Start of TEXT BLOCK

# Venting Attic



## Oldmandan (Jan 19, 2012)

Hi, 
I've been searching the www for an answer to my problem for awhile now, but no luck.  Hopefully somebody here has the knowledge to get me in the right direction.

I have a condo, with a loft that has been added by the previous owner.  I use it as an office, but it gets so hot up there, I can't go up there in the summer.  It can get as hot as 108-110 in August.  As a point of reference, the condo is approx. 1400sq. ft. in Anaheim,CA 

I've attached a diagram below.  The loft only spans half the width of the house, the other half of the house has a normal attic which connect to the small area in front of the loft.  I have used my friends smoke machine to blow smoke up into the roof vents of the small attic area, and it just lingers.  The whirlybird on the other side of the house is apparently not strong enough to vent this small area.  My first thought is to put a attic fan in the smaller area, but everything I read says it must be placed just shy of the roofs peak?

So my questions are?
1.  Is it recommended to remove the batting behind the wall?
2.  What is the best location for the new attic fan?  

I'm open to getting a second attic fan for the larger side of the house if it's needed.


----------



## nealtw (Jan 19, 2012)

Is there a clear path for air to travel from the lower roof to the roof with the whirly vent?
Your picture also shows something that looks like a vent between the two roofs which should not be there. I would also be looking at the venting in the ceiling/roof over the new loft


----------



## Oldmandan (Jan 19, 2012)

nealtw said:


> Is there a clear path for air to travel from the lower roof to the roof with the whirly vent?



Hi Neal, thanks for your quick response.  Yes it's clear, but it has to make a 90 degree turn to get to it, and after my smoke test I can see that the smoke would not go that direction.  It just lingered in the lower roof area until it dissipated?



nealtw said:


> Your picture also shows something that looks like a vent between the two roofs which should not be there.



Correct, there's a vent there,   Should I block that off?  I neglected to draw the other 2 small 1" tall vents on the roof of the larger attic area. I added them to the picture below.  I've wondered if all these vents so close to the whirlybird was keeping it from working well?



nealtw said:


> I would also be looking at the venting in the ceiling/roof over the new loft



The roof above the loft has no attic, it's a vaulted ceiling all the way down to the first floor. Is there some sort of special vent than can be used for vaulted ceiling applications?

Again, thanks for your reply


----------



## Oldmandan (Jan 19, 2012)

Here's a birdseye view


----------



## nealtw (Jan 20, 2012)

How it should be is intake vents at the soffets and exhaust vent on one side of the ridge
When the whirlly was added the other shoud have been closed as it will just pull air from the easiest path, the gable vent in the wall should be closed.  My guess is the the whirly was installed when the loft was finnished to help with venting that roof. 
You could just staple cardboard over these holes from the inside and do your smoke test.
Above the loft there should be a space above the insulation for air to flow from soffet to the ridge.


----------



## Oldmandan (Jan 20, 2012)

Neal, I will try that.  Thanks for your help


----------



## joecaption (Jan 20, 2012)

The vent you have now would vent one rafter bay and that's it.
With a shed style roof there is a way to do it with a venting system that's  built in to the highest part of the roof, and is attached to the wall.

End of TEXT BLOCK
Start of DATA LINES

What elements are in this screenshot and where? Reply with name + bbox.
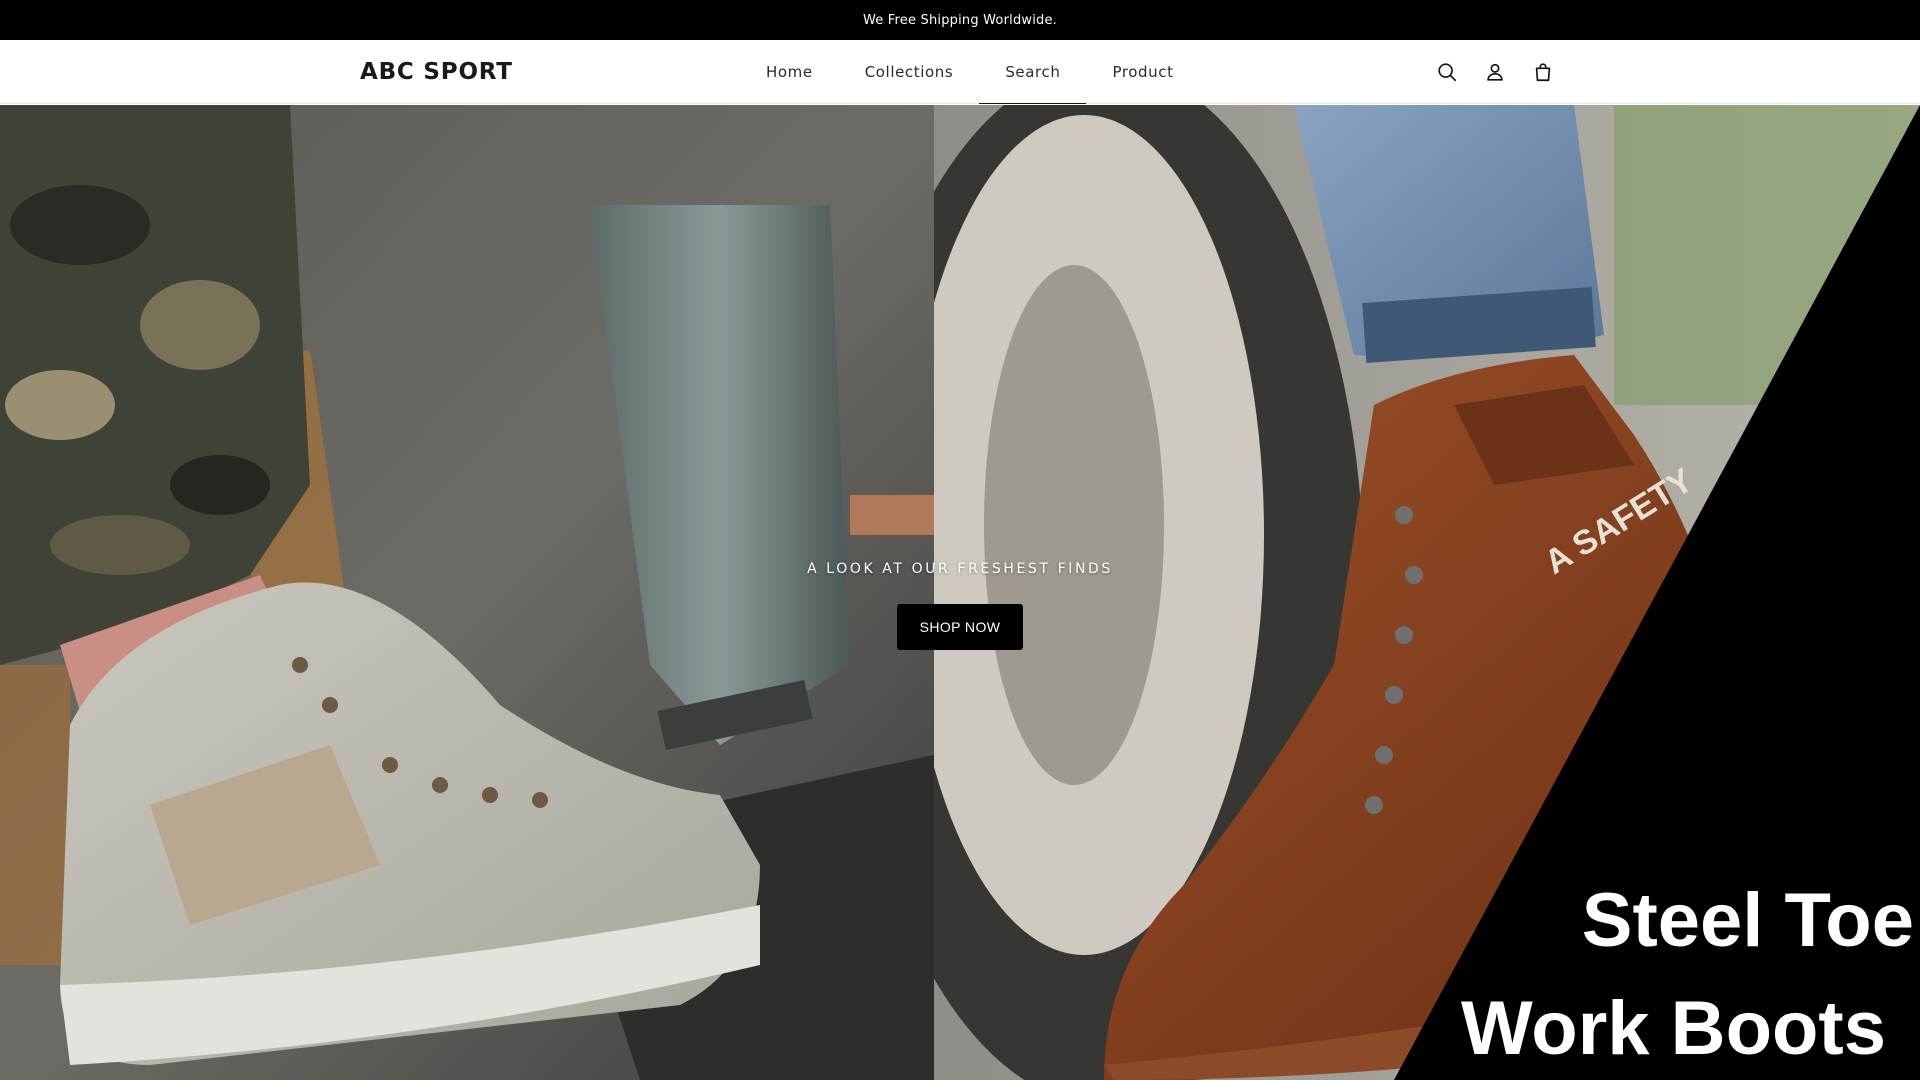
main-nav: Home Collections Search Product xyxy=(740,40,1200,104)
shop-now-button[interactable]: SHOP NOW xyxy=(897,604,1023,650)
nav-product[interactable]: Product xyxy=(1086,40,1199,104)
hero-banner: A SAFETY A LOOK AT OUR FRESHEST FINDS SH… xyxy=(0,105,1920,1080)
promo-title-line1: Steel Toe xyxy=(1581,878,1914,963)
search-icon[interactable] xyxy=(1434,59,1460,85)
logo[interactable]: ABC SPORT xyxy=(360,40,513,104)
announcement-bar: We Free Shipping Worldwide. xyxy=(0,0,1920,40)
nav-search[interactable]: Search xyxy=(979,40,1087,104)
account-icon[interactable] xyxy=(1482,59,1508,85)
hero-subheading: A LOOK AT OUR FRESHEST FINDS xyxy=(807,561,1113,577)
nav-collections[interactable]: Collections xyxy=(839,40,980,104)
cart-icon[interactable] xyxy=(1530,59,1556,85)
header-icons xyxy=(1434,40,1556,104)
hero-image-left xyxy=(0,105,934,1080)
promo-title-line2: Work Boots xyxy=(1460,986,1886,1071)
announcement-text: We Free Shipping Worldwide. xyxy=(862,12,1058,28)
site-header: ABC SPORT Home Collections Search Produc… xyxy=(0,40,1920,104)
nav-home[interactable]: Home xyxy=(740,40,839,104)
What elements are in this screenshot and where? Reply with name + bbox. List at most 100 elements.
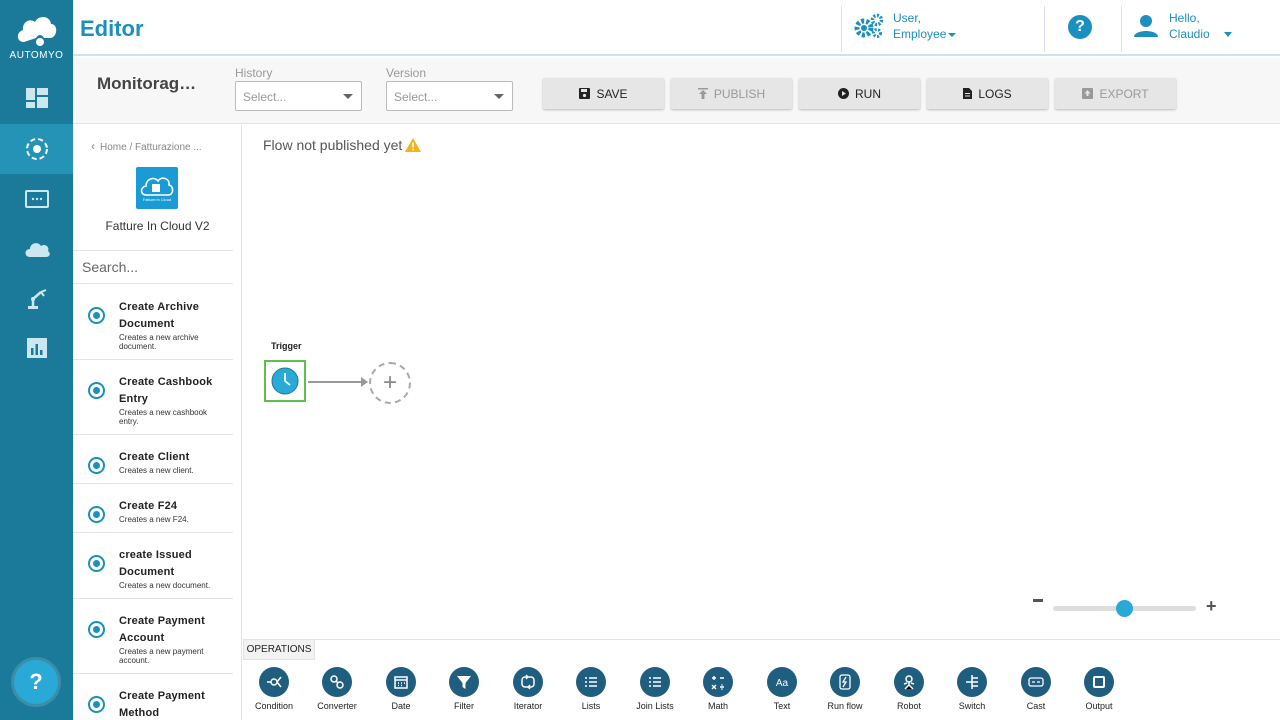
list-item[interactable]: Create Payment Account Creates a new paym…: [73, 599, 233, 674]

End of DATA LINES

In the attic venting thread, what does nealtw suggest stapling over the holes from the inside before redoing the smoke test? Rely only on the attic venting thread for what comes next.

Cardboard.